• _What you should do_: Scan the material below for lines with the word "page" and report how many there are, with nothing added.

• _Data_:
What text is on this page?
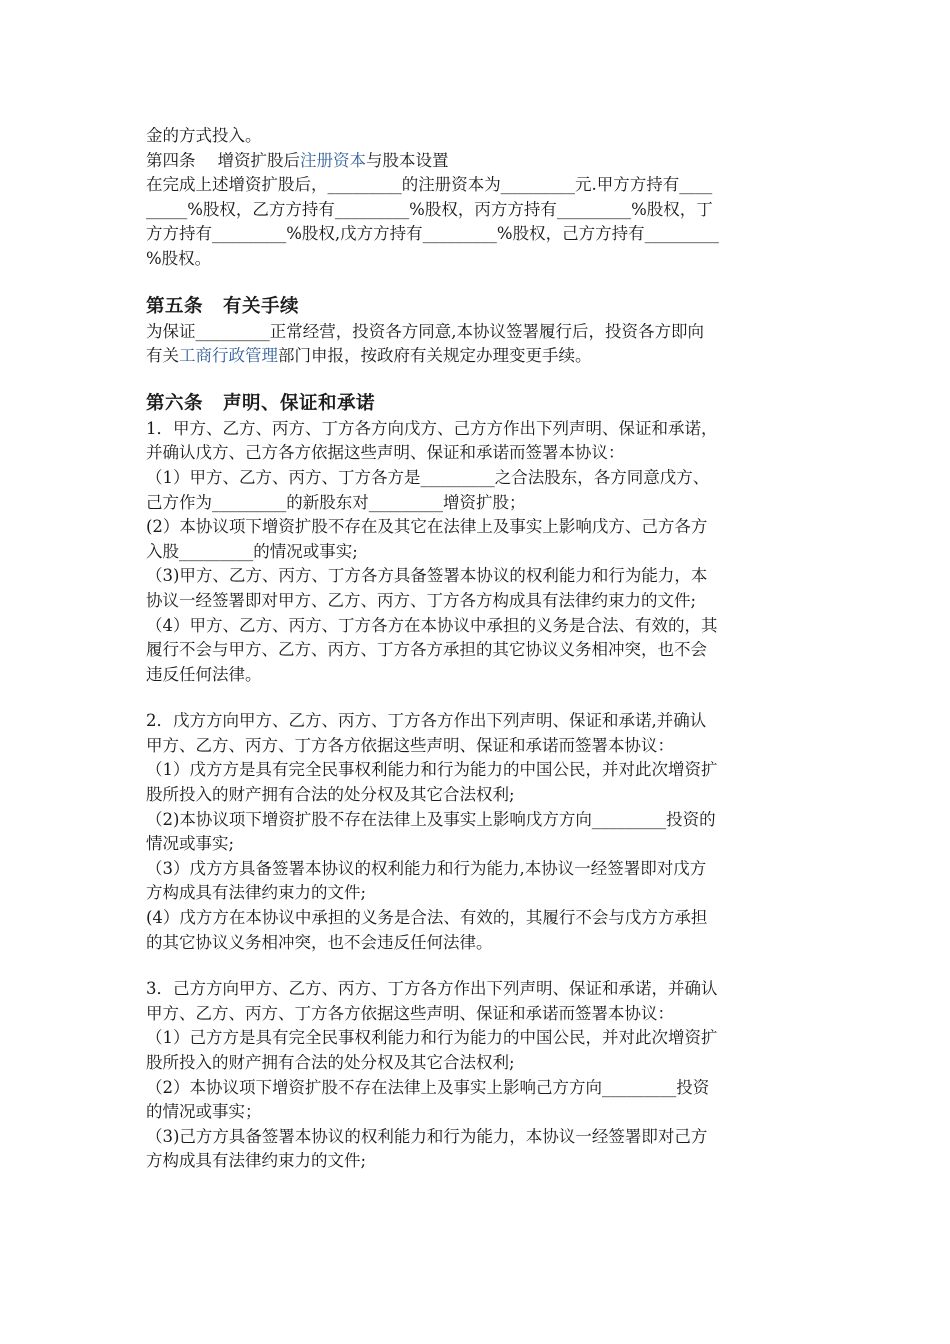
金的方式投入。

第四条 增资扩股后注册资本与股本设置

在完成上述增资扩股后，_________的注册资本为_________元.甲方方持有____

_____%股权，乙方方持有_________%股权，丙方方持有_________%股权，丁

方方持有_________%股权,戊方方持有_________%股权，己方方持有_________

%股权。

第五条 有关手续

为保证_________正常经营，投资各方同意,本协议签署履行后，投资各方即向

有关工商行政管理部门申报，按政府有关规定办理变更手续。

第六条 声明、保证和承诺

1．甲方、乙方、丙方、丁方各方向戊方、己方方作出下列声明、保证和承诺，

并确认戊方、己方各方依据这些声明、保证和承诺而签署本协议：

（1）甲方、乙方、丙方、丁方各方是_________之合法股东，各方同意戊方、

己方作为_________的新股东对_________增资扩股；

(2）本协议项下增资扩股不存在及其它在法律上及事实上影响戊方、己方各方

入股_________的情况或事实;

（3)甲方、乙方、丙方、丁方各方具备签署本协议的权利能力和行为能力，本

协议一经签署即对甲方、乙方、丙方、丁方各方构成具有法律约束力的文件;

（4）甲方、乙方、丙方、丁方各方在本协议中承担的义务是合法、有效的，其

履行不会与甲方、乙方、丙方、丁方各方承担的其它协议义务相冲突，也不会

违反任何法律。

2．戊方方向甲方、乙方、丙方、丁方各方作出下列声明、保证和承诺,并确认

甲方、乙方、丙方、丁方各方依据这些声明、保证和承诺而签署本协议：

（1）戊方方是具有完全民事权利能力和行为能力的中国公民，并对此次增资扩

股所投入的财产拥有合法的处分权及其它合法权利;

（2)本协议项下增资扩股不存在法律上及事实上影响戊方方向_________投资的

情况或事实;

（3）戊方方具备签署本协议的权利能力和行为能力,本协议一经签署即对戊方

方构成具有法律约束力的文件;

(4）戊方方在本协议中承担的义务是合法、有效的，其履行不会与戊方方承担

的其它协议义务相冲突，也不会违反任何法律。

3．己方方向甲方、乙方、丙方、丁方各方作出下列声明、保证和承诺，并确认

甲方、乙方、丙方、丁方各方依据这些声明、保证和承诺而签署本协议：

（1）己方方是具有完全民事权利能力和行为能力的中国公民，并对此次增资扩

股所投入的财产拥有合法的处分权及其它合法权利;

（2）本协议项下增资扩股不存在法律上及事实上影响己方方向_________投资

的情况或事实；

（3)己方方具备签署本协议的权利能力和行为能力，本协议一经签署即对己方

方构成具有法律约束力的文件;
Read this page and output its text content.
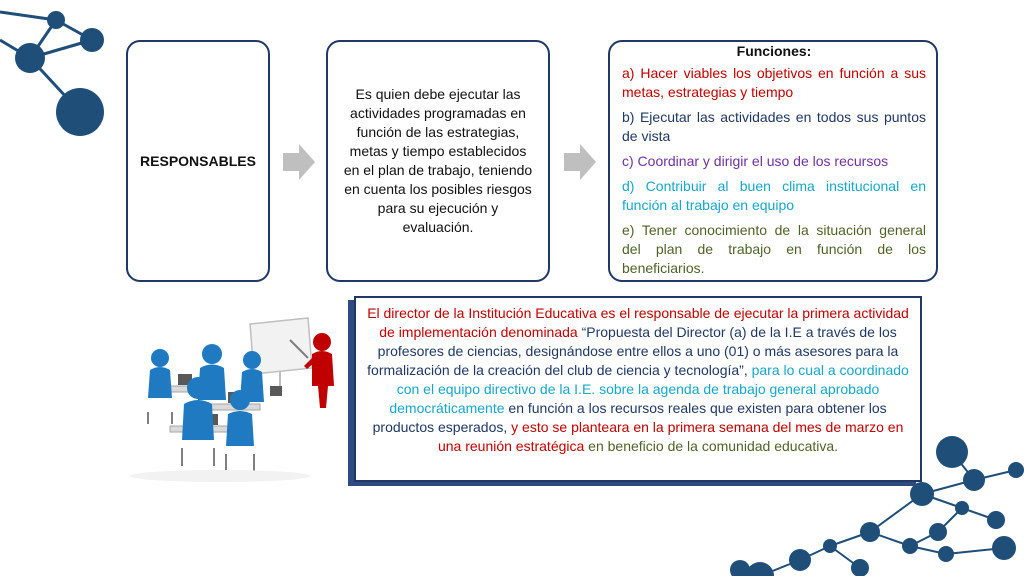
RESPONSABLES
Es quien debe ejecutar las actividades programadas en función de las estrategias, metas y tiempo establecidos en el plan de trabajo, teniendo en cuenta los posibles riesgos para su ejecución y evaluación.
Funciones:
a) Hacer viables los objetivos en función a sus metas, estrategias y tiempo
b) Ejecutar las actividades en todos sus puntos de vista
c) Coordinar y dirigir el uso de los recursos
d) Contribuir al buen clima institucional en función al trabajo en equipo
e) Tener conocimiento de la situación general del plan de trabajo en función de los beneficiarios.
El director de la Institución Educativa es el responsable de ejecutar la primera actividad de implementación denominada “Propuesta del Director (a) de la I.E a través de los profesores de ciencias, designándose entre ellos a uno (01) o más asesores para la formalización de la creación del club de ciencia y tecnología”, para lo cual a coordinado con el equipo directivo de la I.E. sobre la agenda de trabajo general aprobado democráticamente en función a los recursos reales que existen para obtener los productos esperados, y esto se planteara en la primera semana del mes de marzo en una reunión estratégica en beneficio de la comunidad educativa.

• _Worked answer_: 2